Quote each record exactly, please, leaving none out.

##### ITEMS

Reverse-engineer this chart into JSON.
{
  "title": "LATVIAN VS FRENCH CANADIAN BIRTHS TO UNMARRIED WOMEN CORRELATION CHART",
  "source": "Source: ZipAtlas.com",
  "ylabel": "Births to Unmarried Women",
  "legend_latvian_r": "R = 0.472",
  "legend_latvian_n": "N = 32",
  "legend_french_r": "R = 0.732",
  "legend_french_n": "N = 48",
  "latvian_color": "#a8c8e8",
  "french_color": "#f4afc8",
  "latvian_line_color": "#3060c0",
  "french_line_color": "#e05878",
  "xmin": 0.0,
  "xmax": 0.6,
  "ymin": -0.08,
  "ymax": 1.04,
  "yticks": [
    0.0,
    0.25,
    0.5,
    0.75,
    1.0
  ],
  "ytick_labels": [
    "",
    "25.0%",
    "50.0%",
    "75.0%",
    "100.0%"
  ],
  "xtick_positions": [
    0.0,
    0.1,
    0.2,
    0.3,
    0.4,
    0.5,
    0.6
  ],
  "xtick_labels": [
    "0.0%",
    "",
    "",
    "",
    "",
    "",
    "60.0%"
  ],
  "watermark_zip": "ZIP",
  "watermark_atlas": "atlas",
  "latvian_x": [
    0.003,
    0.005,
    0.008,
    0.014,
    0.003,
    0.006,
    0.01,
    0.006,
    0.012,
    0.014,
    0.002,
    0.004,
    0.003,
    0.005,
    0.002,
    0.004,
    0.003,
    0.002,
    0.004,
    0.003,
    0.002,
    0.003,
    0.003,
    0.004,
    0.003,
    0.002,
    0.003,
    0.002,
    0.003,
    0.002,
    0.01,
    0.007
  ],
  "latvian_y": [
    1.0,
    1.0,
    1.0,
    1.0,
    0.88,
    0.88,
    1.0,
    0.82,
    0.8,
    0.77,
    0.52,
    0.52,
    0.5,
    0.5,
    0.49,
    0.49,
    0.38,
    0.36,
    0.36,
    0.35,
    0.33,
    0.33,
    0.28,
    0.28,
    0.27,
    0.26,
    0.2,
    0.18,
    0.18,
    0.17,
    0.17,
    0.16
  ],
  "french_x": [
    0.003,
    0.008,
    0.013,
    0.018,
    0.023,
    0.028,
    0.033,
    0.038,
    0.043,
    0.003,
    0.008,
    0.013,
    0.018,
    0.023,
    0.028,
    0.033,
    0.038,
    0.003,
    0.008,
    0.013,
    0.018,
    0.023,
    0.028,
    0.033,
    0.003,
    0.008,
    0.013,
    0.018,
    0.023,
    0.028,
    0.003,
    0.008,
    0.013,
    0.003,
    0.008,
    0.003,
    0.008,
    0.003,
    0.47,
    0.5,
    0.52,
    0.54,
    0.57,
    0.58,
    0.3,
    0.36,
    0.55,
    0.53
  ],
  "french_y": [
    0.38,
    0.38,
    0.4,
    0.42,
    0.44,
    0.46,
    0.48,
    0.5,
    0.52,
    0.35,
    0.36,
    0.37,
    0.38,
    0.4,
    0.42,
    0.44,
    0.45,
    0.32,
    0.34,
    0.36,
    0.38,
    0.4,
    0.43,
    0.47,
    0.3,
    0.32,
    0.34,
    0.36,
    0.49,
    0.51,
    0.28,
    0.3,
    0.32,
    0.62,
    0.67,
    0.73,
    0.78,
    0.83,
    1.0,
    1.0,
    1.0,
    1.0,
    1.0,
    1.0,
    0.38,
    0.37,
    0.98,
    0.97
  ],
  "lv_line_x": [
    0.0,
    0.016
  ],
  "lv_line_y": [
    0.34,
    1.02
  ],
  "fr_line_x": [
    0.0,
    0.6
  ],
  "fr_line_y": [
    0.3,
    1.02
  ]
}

##########

* [ANSWER TO THE EXERCISE]:
Reverse-engineer this chart into JSON.
{
  "title": "LATVIAN VS FRENCH CANADIAN BIRTHS TO UNMARRIED WOMEN CORRELATION CHART",
  "source": "Source: ZipAtlas.com",
  "ylabel": "Births to Unmarried Women",
  "legend_latvian_r": "R = 0.472",
  "legend_latvian_n": "N = 32",
  "legend_french_r": "R = 0.732",
  "legend_french_n": "N = 48",
  "latvian_color": "#a8c8e8",
  "french_color": "#f4afc8",
  "latvian_line_color": "#3060c0",
  "french_line_color": "#e05878",
  "xmin": 0.0,
  "xmax": 0.6,
  "ymin": -0.08,
  "ymax": 1.04,
  "yticks": [
    0.0,
    0.25,
    0.5,
    0.75,
    1.0
  ],
  "ytick_labels": [
    "",
    "25.0%",
    "50.0%",
    "75.0%",
    "100.0%"
  ],
  "xtick_positions": [
    0.0,
    0.1,
    0.2,
    0.3,
    0.4,
    0.5,
    0.6
  ],
  "xtick_labels": [
    "0.0%",
    "",
    "",
    "",
    "",
    "",
    "60.0%"
  ],
  "watermark_zip": "ZIP",
  "watermark_atlas": "atlas",
  "latvian_x": [
    0.003,
    0.005,
    0.008,
    0.014,
    0.003,
    0.006,
    0.01,
    0.006,
    0.012,
    0.014,
    0.002,
    0.004,
    0.003,
    0.005,
    0.002,
    0.004,
    0.003,
    0.002,
    0.004,
    0.003,
    0.002,
    0.003,
    0.003,
    0.004,
    0.003,
    0.002,
    0.003,
    0.002,
    0.003,
    0.002,
    0.01,
    0.007
  ],
  "latvian_y": [
    1.0,
    1.0,
    1.0,
    1.0,
    0.88,
    0.88,
    1.0,
    0.82,
    0.8,
    0.77,
    0.52,
    0.52,
    0.5,
    0.5,
    0.49,
    0.49,
    0.38,
    0.36,
    0.36,
    0.35,
    0.33,
    0.33,
    0.28,
    0.28,
    0.27,
    0.26,
    0.2,
    0.18,
    0.18,
    0.17,
    0.17,
    0.16
  ],
  "french_x": [
    0.003,
    0.008,
    0.013,
    0.018,
    0.023,
    0.028,
    0.033,
    0.038,
    0.043,
    0.003,
    0.008,
    0.013,
    0.018,
    0.023,
    0.028,
    0.033,
    0.038,
    0.003,
    0.008,
    0.013,
    0.018,
    0.023,
    0.028,
    0.033,
    0.003,
    0.008,
    0.013,
    0.018,
    0.023,
    0.028,
    0.003,
    0.008,
    0.013,
    0.003,
    0.008,
    0.003,
    0.008,
    0.003,
    0.47,
    0.5,
    0.52,
    0.54,
    0.57,
    0.58,
    0.3,
    0.36,
    0.55,
    0.53
  ],
  "french_y": [
    0.38,
    0.38,
    0.4,
    0.42,
    0.44,
    0.46,
    0.48,
    0.5,
    0.52,
    0.35,
    0.36,
    0.37,
    0.38,
    0.4,
    0.42,
    0.44,
    0.45,
    0.32,
    0.34,
    0.36,
    0.38,
    0.4,
    0.43,
    0.47,
    0.3,
    0.32,
    0.34,
    0.36,
    0.49,
    0.51,
    0.28,
    0.3,
    0.32,
    0.62,
    0.67,
    0.73,
    0.78,
    0.83,
    1.0,
    1.0,
    1.0,
    1.0,
    1.0,
    1.0,
    0.38,
    0.37,
    0.98,
    0.97
  ],
  "lv_line_x": [
    0.0,
    0.016
  ],
  "lv_line_y": [
    0.34,
    1.02
  ],
  "fr_line_x": [
    0.0,
    0.6
  ],
  "fr_line_y": [
    0.3,
    1.02
  ]
}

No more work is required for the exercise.